• _What you need to do_: Each entry must be reproduced precisely as it stands.

• _Recorded information_:

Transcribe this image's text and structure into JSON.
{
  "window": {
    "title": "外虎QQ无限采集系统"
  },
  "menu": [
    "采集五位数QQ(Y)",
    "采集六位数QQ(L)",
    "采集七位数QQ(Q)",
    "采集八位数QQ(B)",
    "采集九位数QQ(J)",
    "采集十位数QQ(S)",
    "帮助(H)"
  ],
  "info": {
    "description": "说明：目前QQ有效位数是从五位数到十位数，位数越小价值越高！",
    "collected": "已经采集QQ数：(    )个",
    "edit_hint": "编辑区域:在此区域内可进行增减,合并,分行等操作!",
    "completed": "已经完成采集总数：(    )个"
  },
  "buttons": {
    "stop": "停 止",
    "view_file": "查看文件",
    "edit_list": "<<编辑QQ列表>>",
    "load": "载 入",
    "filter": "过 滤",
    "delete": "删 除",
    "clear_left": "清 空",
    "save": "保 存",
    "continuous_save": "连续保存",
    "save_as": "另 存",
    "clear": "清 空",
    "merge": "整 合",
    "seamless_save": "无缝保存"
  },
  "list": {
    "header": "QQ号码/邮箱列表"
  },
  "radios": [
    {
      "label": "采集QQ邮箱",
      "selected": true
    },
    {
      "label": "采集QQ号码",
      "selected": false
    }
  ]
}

• _Answer to the problem_:
Transcribe this image's text and structure into JSON.
{
  "window": {
    "title": "外虎QQ无限采集系统"
  },
  "menu": [
    "采集五位数QQ(Y)",
    "采集六位数QQ(L)",
    "采集七位数QQ(Q)",
    "采集八位数QQ(B)",
    "采集九位数QQ(J)",
    "采集十位数QQ(S)",
    "帮助(H)"
  ],
  "info": {
    "description": "说明：目前QQ有效位数是从五位数到十位数，位数越小价值越高！",
    "collected": "已经采集QQ数：(    )个",
    "edit_hint": "编辑区域:在此区域内可进行增减,合并,分行等操作!",
    "completed": "已经完成采集总数：(    )个"
  },
  "buttons": {
    "stop": "停 止",
    "view_file": "查看文件",
    "edit_list": "<<编辑QQ列表>>",
    "load": "载 入",
    "filter": "过 滤",
    "delete": "删 除",
    "clear_left": "清 空",
    "save": "保 存",
    "continuous_save": "连续保存",
    "save_as": "另 存",
    "clear": "清 空",
    "merge": "整 合",
    "seamless_save": "无缝保存"
  },
  "list": {
    "header": "QQ号码/邮箱列表"
  },
  "radios": [
    {
      "label": "采集QQ邮箱",
      "selected": true
    },
    {
      "label": "采集QQ号码",
      "selected": false
    }
  ]
}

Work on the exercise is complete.